-- START Entries supplied --
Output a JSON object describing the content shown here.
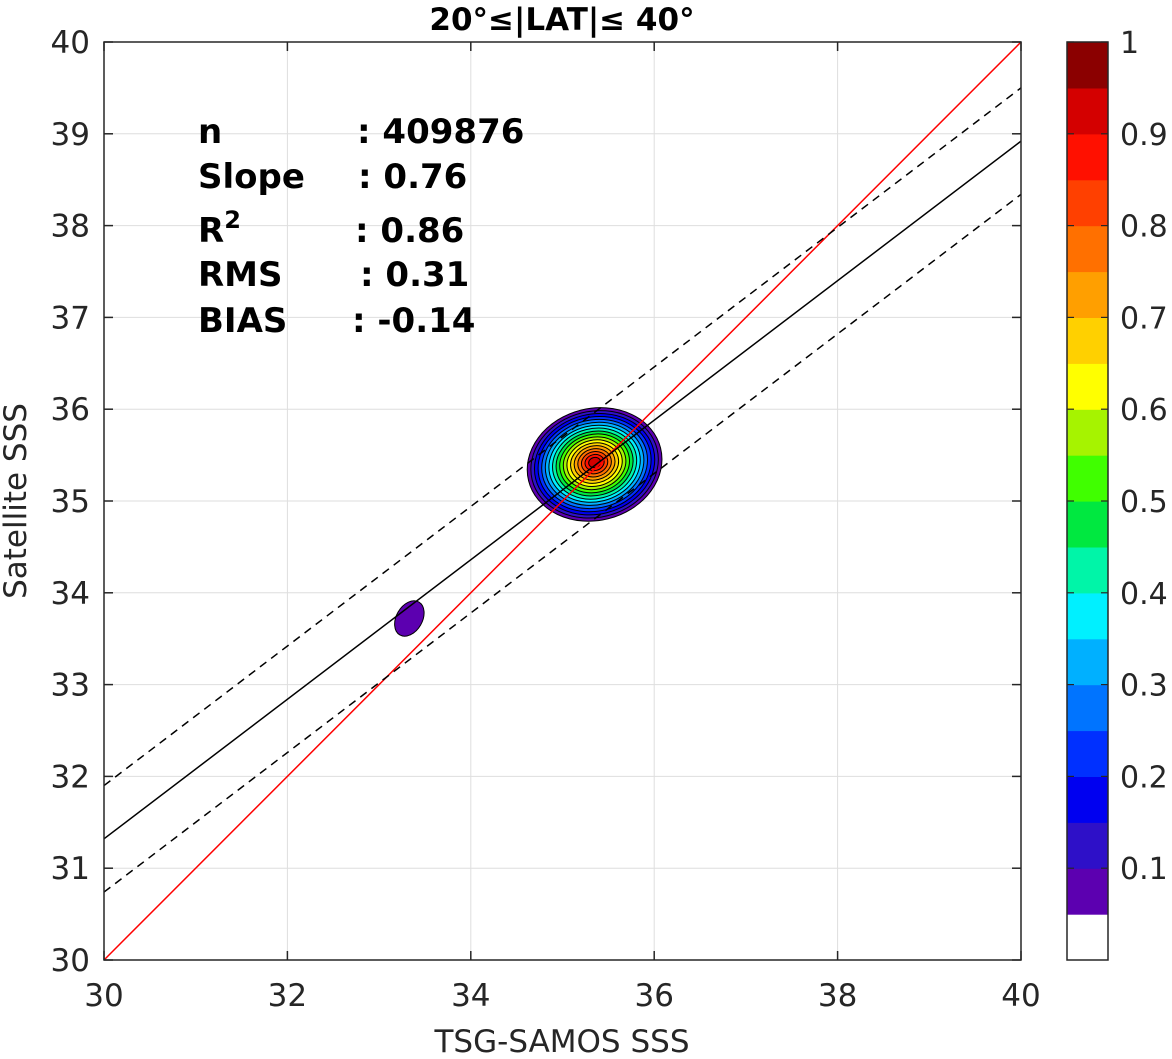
{
  "chart_data": {
    "type": "contour",
    "title": "20°≤|LAT|≤ 40°",
    "xlabel": "TSG-SAMOS SSS",
    "ylabel": "Satellite SSS",
    "xlim": [
      30,
      40
    ],
    "ylim": [
      30,
      40
    ],
    "xticks": [
      "30",
      "32",
      "34",
      "36",
      "38",
      "40"
    ],
    "yticks": [
      "30",
      "31",
      "32",
      "33",
      "34",
      "35",
      "36",
      "37",
      "38",
      "39",
      "40"
    ],
    "grid": true,
    "stats": [
      {
        "label": "n",
        "value": ": 409876"
      },
      {
        "label": "Slope",
        "value": ": 0.76"
      },
      {
        "label": "R",
        "sup": "2",
        "value": ": 0.86"
      },
      {
        "label": "RMS",
        "value": ": 0.31"
      },
      {
        "label": "BIAS",
        "value": ": -0.14"
      }
    ],
    "lines": [
      {
        "name": "1:1",
        "color": "#ff0000",
        "style": "solid",
        "x": [
          30,
          40
        ],
        "y": [
          30,
          40
        ]
      },
      {
        "name": "fit",
        "color": "#000000",
        "style": "solid",
        "x": [
          30,
          40
        ],
        "y": [
          31.32,
          38.92
        ]
      },
      {
        "name": "fit_upper",
        "color": "#000000",
        "style": "dashed",
        "x": [
          30,
          40
        ],
        "y": [
          31.9,
          39.5
        ]
      },
      {
        "name": "fit_lower",
        "color": "#000000",
        "style": "dashed",
        "x": [
          30,
          40
        ],
        "y": [
          30.74,
          38.34
        ]
      }
    ],
    "density_peak": {
      "x": 35.35,
      "y": 35.42
    },
    "secondary_blob": {
      "x": 33.33,
      "y": 33.72,
      "level": 0.1
    },
    "colorbar": {
      "min": 0,
      "max": 1,
      "ticks": [
        "0.1",
        "0.2",
        "0.3",
        "0.4",
        "0.5",
        "0.6",
        "0.7",
        "0.8",
        "0.9",
        "1"
      ],
      "tick_values": [
        0.1,
        0.2,
        0.3,
        0.4,
        0.5,
        0.6,
        0.7,
        0.8,
        0.9,
        1.0
      ],
      "colors": [
        "#ffffff",
        "#5c00b0",
        "#2e10c8",
        "#0000f0",
        "#0030ff",
        "#0074ff",
        "#00b0ff",
        "#00f0ff",
        "#00f5a8",
        "#00e840",
        "#40ff00",
        "#a6f300",
        "#ffff00",
        "#ffd000",
        "#ff9f00",
        "#ff7000",
        "#ff4000",
        "#ff1000",
        "#d40000",
        "#8b0000"
      ]
    }
  }
}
-- END Entries supplied --
# Given problem
Repeat the data in full and exactly. Omit pictures.

# Finished exercise
Output a JSON object describing the content shown here.
{
  "chart_data": {
    "type": "contour",
    "title": "20°≤|LAT|≤ 40°",
    "xlabel": "TSG-SAMOS SSS",
    "ylabel": "Satellite SSS",
    "xlim": [
      30,
      40
    ],
    "ylim": [
      30,
      40
    ],
    "xticks": [
      "30",
      "32",
      "34",
      "36",
      "38",
      "40"
    ],
    "yticks": [
      "30",
      "31",
      "32",
      "33",
      "34",
      "35",
      "36",
      "37",
      "38",
      "39",
      "40"
    ],
    "grid": true,
    "stats": [
      {
        "label": "n",
        "value": ": 409876"
      },
      {
        "label": "Slope",
        "value": ": 0.76"
      },
      {
        "label": "R",
        "sup": "2",
        "value": ": 0.86"
      },
      {
        "label": "RMS",
        "value": ": 0.31"
      },
      {
        "label": "BIAS",
        "value": ": -0.14"
      }
    ],
    "lines": [
      {
        "name": "1:1",
        "color": "#ff0000",
        "style": "solid",
        "x": [
          30,
          40
        ],
        "y": [
          30,
          40
        ]
      },
      {
        "name": "fit",
        "color": "#000000",
        "style": "solid",
        "x": [
          30,
          40
        ],
        "y": [
          31.32,
          38.92
        ]
      },
      {
        "name": "fit_upper",
        "color": "#000000",
        "style": "dashed",
        "x": [
          30,
          40
        ],
        "y": [
          31.9,
          39.5
        ]
      },
      {
        "name": "fit_lower",
        "color": "#000000",
        "style": "dashed",
        "x": [
          30,
          40
        ],
        "y": [
          30.74,
          38.34
        ]
      }
    ],
    "density_peak": {
      "x": 35.35,
      "y": 35.42
    },
    "secondary_blob": {
      "x": 33.33,
      "y": 33.72,
      "level": 0.1
    },
    "colorbar": {
      "min": 0,
      "max": 1,
      "ticks": [
        "0.1",
        "0.2",
        "0.3",
        "0.4",
        "0.5",
        "0.6",
        "0.7",
        "0.8",
        "0.9",
        "1"
      ],
      "tick_values": [
        0.1,
        0.2,
        0.3,
        0.4,
        0.5,
        0.6,
        0.7,
        0.8,
        0.9,
        1.0
      ],
      "colors": [
        "#ffffff",
        "#5c00b0",
        "#2e10c8",
        "#0000f0",
        "#0030ff",
        "#0074ff",
        "#00b0ff",
        "#00f0ff",
        "#00f5a8",
        "#00e840",
        "#40ff00",
        "#a6f300",
        "#ffff00",
        "#ffd000",
        "#ff9f00",
        "#ff7000",
        "#ff4000",
        "#ff1000",
        "#d40000",
        "#8b0000"
      ]
    }
  }
}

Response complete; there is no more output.